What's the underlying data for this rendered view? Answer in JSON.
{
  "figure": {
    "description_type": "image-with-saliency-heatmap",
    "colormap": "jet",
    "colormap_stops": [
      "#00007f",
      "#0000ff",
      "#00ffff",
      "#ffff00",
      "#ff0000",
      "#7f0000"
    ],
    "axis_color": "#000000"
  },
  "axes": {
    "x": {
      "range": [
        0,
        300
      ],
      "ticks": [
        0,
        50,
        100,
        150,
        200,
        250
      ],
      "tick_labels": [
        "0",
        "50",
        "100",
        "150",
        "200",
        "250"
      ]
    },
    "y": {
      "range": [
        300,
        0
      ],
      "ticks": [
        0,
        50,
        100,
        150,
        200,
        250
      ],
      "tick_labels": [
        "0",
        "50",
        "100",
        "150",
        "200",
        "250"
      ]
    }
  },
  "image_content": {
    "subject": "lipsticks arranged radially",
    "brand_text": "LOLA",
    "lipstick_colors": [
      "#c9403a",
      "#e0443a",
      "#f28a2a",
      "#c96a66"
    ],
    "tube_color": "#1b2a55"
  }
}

————————

Copy all the entries verbatim.

What's the underlying data for this rendered view? Answer in JSON.
{
  "figure": {
    "description_type": "image-with-saliency-heatmap",
    "colormap": "jet",
    "colormap_stops": [
      "#00007f",
      "#0000ff",
      "#00ffff",
      "#ffff00",
      "#ff0000",
      "#7f0000"
    ],
    "axis_color": "#000000"
  },
  "axes": {
    "x": {
      "range": [
        0,
        300
      ],
      "ticks": [
        0,
        50,
        100,
        150,
        200,
        250
      ],
      "tick_labels": [
        "0",
        "50",
        "100",
        "150",
        "200",
        "250"
      ]
    },
    "y": {
      "range": [
        300,
        0
      ],
      "ticks": [
        0,
        50,
        100,
        150,
        200,
        250
      ],
      "tick_labels": [
        "0",
        "50",
        "100",
        "150",
        "200",
        "250"
      ]
    }
  },
  "image_content": {
    "subject": "lipsticks arranged radially",
    "brand_text": "LOLA",
    "lipstick_colors": [
      "#c9403a",
      "#e0443a",
      "#f28a2a",
      "#c96a66"
    ],
    "tube_color": "#1b2a55"
  }
}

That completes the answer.